─── Supplied data

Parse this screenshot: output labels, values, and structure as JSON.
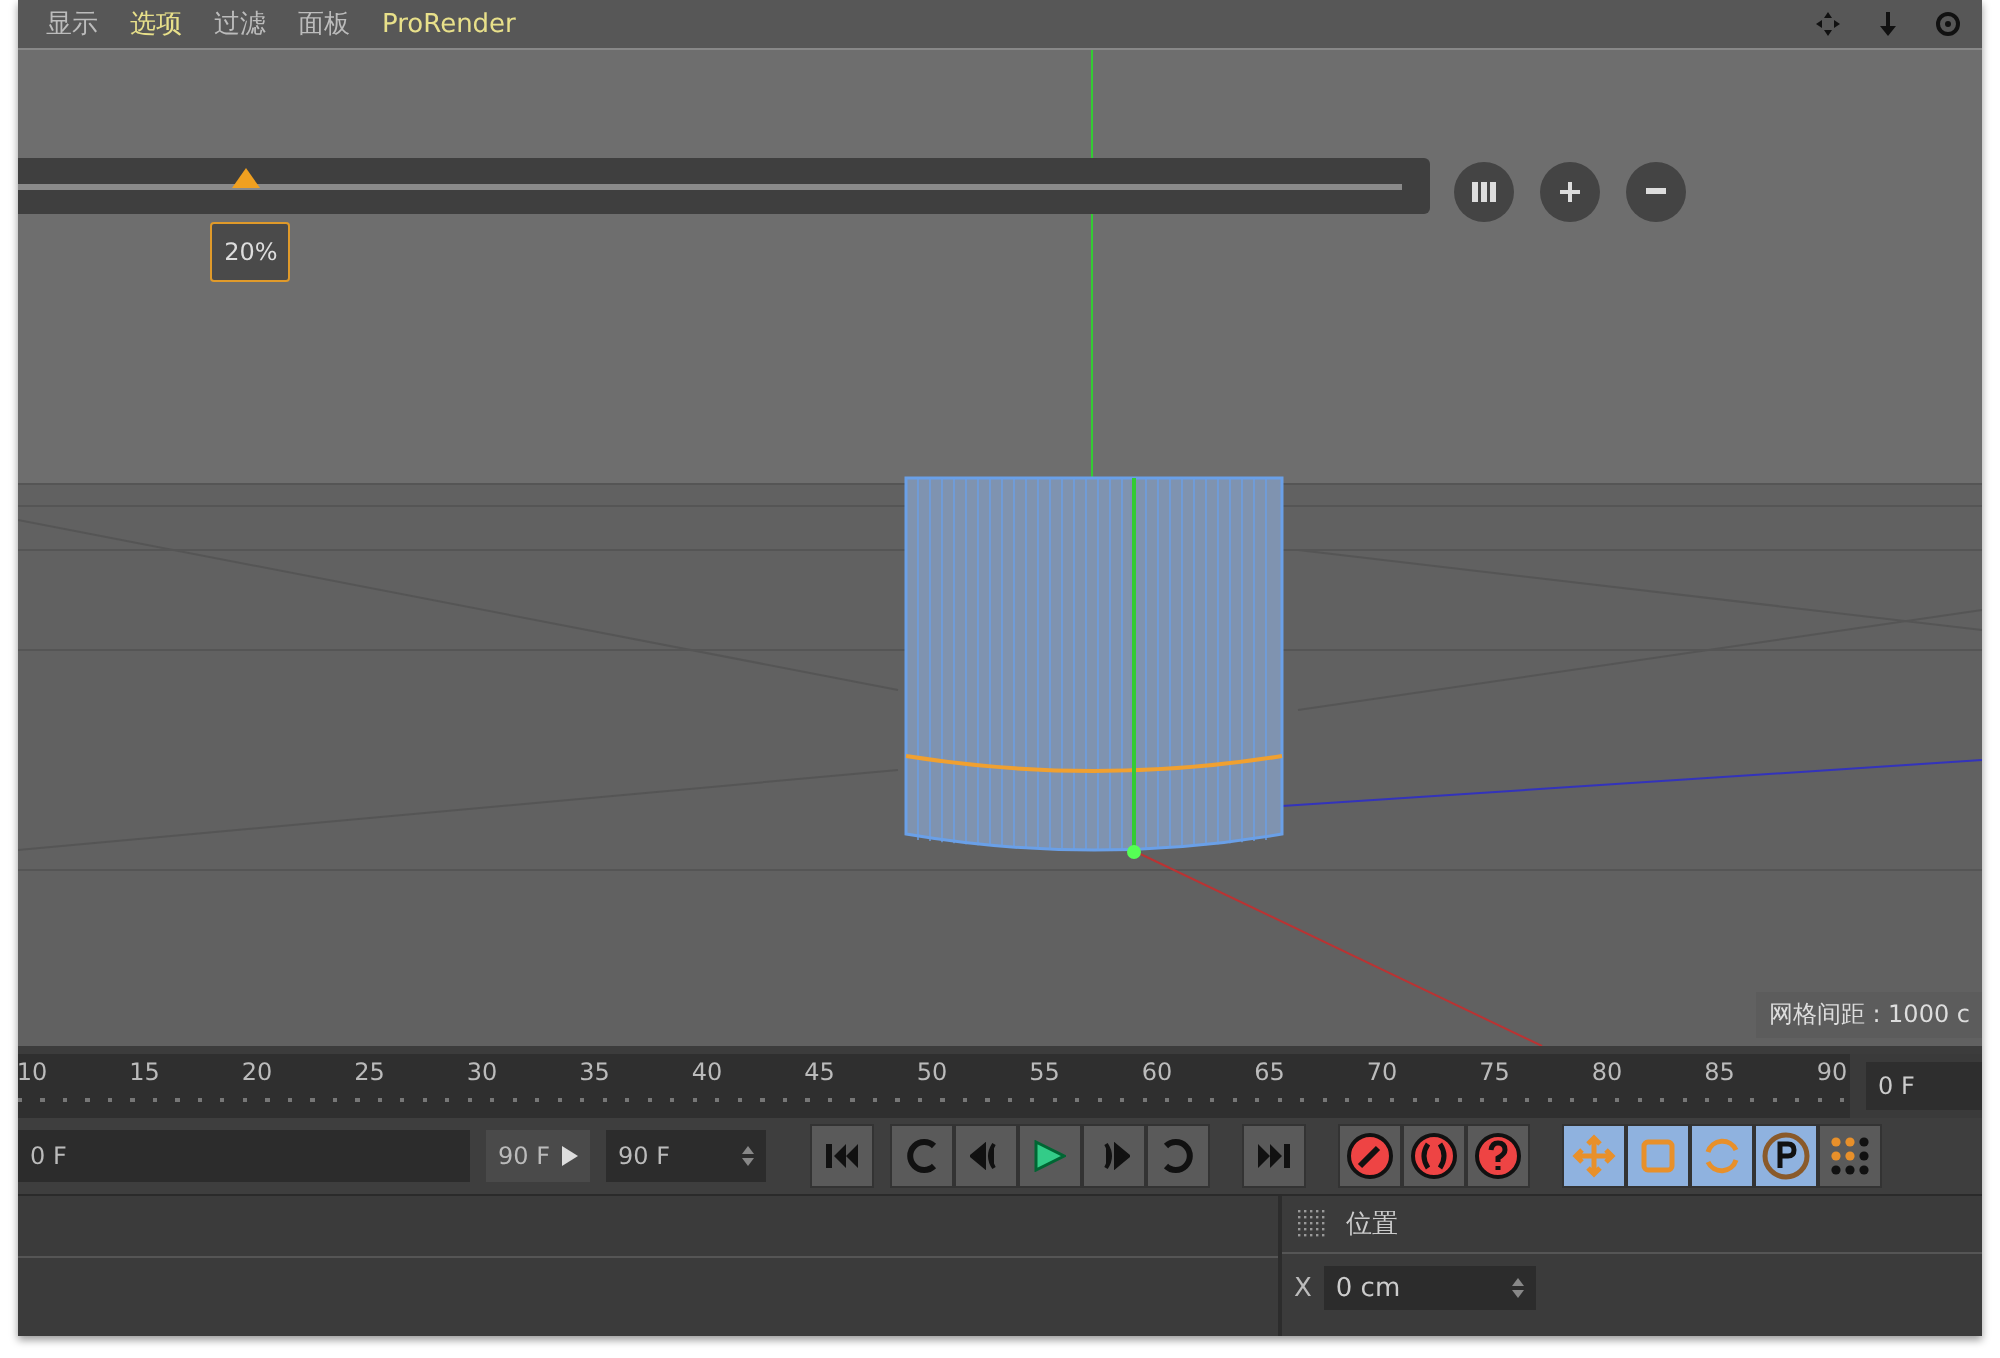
{
  "menu": [
    {
      "label": "显示",
      "highlight": false
    },
    {
      "label": "选项",
      "highlight": true
    },
    {
      "label": "过滤",
      "highlight": false
    },
    {
      "label": "面板",
      "highlight": false
    },
    {
      "label": "ProRender",
      "highlight": true
    }
  ],
  "slider": {
    "level": 0.165,
    "reading": "20%"
  },
  "grid_label": "网格间距 : 1000 c",
  "timeline": {
    "ticks": [
      "10",
      "15",
      "20",
      "25",
      "30",
      "35",
      "40",
      "45",
      "50",
      "55",
      "60",
      "65",
      "70",
      "75",
      "80",
      "85",
      "90"
    ],
    "current_frame": "0 F"
  },
  "transport": {
    "start": "0 F",
    "preview_end": "90 F",
    "end": "90 F"
  },
  "coordinates": {
    "title": "位置",
    "rows": [
      {
        "axis": "X",
        "value": "0 cm"
      }
    ]
  }
}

──────

__Written exercise__
Reproduce the data above in full, exactly as it is, with the pictures left out.

__The answer__
Parse this screenshot: output labels, values, and structure as JSON.
{
  "menu": [
    {
      "label": "显示",
      "highlight": false
    },
    {
      "label": "选项",
      "highlight": true
    },
    {
      "label": "过滤",
      "highlight": false
    },
    {
      "label": "面板",
      "highlight": false
    },
    {
      "label": "ProRender",
      "highlight": true
    }
  ],
  "slider": {
    "level": 0.165,
    "reading": "20%"
  },
  "grid_label": "网格间距 : 1000 c",
  "timeline": {
    "ticks": [
      "10",
      "15",
      "20",
      "25",
      "30",
      "35",
      "40",
      "45",
      "50",
      "55",
      "60",
      "65",
      "70",
      "75",
      "80",
      "85",
      "90"
    ],
    "current_frame": "0 F"
  },
  "transport": {
    "start": "0 F",
    "preview_end": "90 F",
    "end": "90 F"
  },
  "coordinates": {
    "title": "位置",
    "rows": [
      {
        "axis": "X",
        "value": "0 cm"
      }
    ]
  }
}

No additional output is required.